=== Source data ===
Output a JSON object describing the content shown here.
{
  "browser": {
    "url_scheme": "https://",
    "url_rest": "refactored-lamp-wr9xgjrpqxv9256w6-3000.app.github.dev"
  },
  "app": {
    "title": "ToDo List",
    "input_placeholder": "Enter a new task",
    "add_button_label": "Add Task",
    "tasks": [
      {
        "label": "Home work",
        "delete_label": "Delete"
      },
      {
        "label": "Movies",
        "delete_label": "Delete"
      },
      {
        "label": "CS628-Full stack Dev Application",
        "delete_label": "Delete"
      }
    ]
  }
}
===
Type out all of the material again, word for word.

| Full output |
Output a JSON object describing the content shown here.
{
  "browser": {
    "url_scheme": "https://",
    "url_rest": "refactored-lamp-wr9xgjrpqxv9256w6-3000.app.github.dev"
  },
  "app": {
    "title": "ToDo List",
    "input_placeholder": "Enter a new task",
    "add_button_label": "Add Task",
    "tasks": [
      {
        "label": "Home work",
        "delete_label": "Delete"
      },
      {
        "label": "Movies",
        "delete_label": "Delete"
      },
      {
        "label": "CS628-Full stack Dev Application",
        "delete_label": "Delete"
      }
    ]
  }
}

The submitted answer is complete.